** start Reading passage **

Suppose we have n observed responses denoted by response vector y = (y¹, y², …, yⁿ)^T and m input variables (regressors). Let x₁, x₂,…, x_m be m column vectors of size n composing the n-by-m design matrix X_n × m = (x₁, x₂, …, x_m), m regression coefficients be denoted by coefficient vector β = (β₁, β₂, …, β_m)^T and the prediction vector be defined as $ \hat{\boldsymbol{\mu}}=\boldsymbol{X}\hat{\boldsymbol{\beta}} $ where $ \hat{\boldsymbol{\beta}} $ is the LARS coefficient vector fit to the observed data. The LARS procedure begins with setting all the coefficients to 0, $ {\hat{\boldsymbol{\beta}}}_0=\mathbf{0} $ and standardizing both X and y using (9). Then, it identifies the variable most correlated with the current residual vector $ \mathbf{r}=\mathbf{y}-\hat{\boldsymbol{\mu}} $; at the initial step, $ {\hat{\mathbf{r}}}_0=\mathbf{y} $ since $ {\hat{\boldsymbol{\mu}}}_0=\boldsymbol{X}{\hat{\boldsymbol{\beta}}}_0=\mathbf{0} $. The correlations of m variables with the current residual can be quantified by computing a correlation vector defined as

$$ \mathbf{c}\left(\hat{\boldsymbol{\mu}}\right)={\boldsymbol{X}}^{\mathrm{T}}\left(\mathbf{y}-\hat{\boldsymbol{\mu}}\right) $$

(30)

** end Reading passage **

What is asked:
1. In the LARS passage, what value are all the coefficients set to when the procedure begins?
2. From the records, copy out unchanged the lines starting at the line that has "task-item: 4) Провести" and ending after the line that has "paragraph-relevance: Актуальность: тригонометрия", both included.
The LARS passage and the records that come after it have nothing to do with each other.

** start Entries shown **

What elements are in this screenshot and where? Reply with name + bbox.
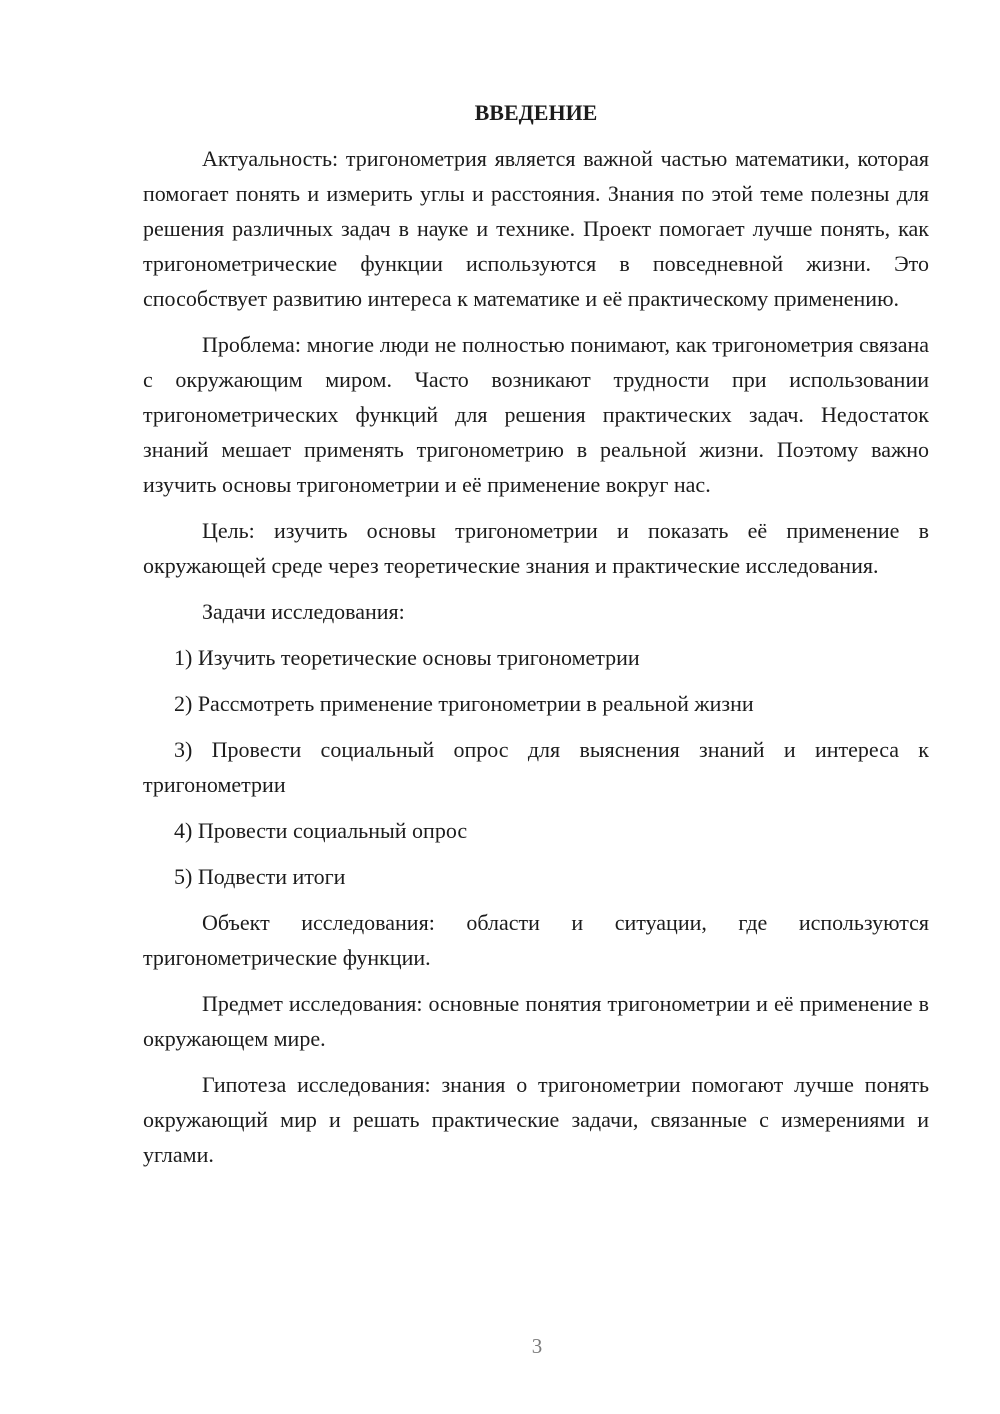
task-item: 4) Провести социальный опрос — [174, 818, 468, 843]
page-content — [143, 95, 929, 1183]
paragraph-hypothesis: Гипотеза исследования: знания о тригонометрии помогают лучше понять окружающий мир и решать практические задачи, связанные с измерениями и углами. — [143, 1072, 929, 1167]
paragraph-subject: Предмет исследования: основные понятия тригонометрии и её применение в окружающем мире. — [143, 991, 929, 1051]
page-number: 3 — [531, 1334, 543, 1358]
task-item: 2) Рассмотреть применение тригонометрии в реальной жизни — [174, 691, 754, 716]
task-item: 3) Провести социальный опрос для выяснения знаний и интереса к тригонометрии — [143, 737, 929, 797]
paragraph-problem: Проблема: многие люди не полностью понимают, как тригонометрия связана с окружающим миром. Часто возникают трудности при использовании тригонометрических функций для решения практических задач. Недостаток знаний мешает применять тригонометрию в реальной жизни. Поэтому важно изучить основы тригонометрии и её применение вокруг нас. — [143, 332, 929, 497]
paragraph-relevance: Актуальность: тригонометрия является важной частью математики, которая помогает понять и измерить углы и расстояния. Знания по этой теме полезны для решения различных задач в науке и технике. Проект помогает лучше понять, как тригонометрические функции используются в повседневной жизни. Это способствует развитию интереса к математике и её практическому применению. — [143, 146, 929, 311]
paragraph-tasks-heading: Задачи исследования: — [202, 599, 405, 624]
paragraph-object: Объект исследования: области и ситуации, где используются тригонометрические функции. — [143, 910, 929, 970]
task-item: 1) Изучить теоретические основы тригонометрии — [174, 645, 640, 670]
task-item: 5) Подвести итоги — [174, 864, 346, 889]
section-title: ВВЕДЕНИЕ — [474, 100, 598, 125]
paragraph-goal: Цель: изучить основы тригонометрии и показать её применение в окружающей среде через теоретические знания и практические исследования. — [143, 518, 929, 578]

** end Entries shown **

Results of the exercise:
1. They are all set to 0.

2.
task-item: 4) Провести социальный опрос — [174, 818, 468, 843]
page-content — [143, 95, 929, 1183]
paragraph-hypothesis: Гипотеза исследования: знания о тригонометрии помогают лучше понять окружающий мир и решать практические задачи, связанные с измерениями и углами. — [143, 1072, 929, 1167]
paragraph-subject: Предмет исследования: основные понятия тригонометрии и её применение в окружающем мире. — [143, 991, 929, 1051]
page-number: 3 — [531, 1334, 543, 1358]
task-item: 2) Рассмотреть применение тригонометрии в реальной жизни — [174, 691, 754, 716]
task-item: 3) Провести социальный опрос для выяснения знаний и интереса к тригонометрии — [143, 737, 929, 797]
paragraph-problem: Проблема: многие люди не полностью понимают, как тригонометрия связана с окружающим миром. Часто возникают трудности при использовании тригонометрических функций для решения практических задач. Недостаток знаний мешает применять тригонометрию в реальной жизни. Поэтому важно изучить основы тригонометрии и её применение вокруг нас. — [143, 332, 929, 497]
paragraph-relevance: Актуальность: тригонометрия является важной частью математики, которая помогает понять и измерить углы и расстояния. Знания по этой теме полезны для решения различных задач в науке и технике. Проект помогает лучше понять, как тригонометрические функции используются в повседневной жизни. Это способствует развитию интереса к математике и её практическому применению. — [143, 146, 929, 311]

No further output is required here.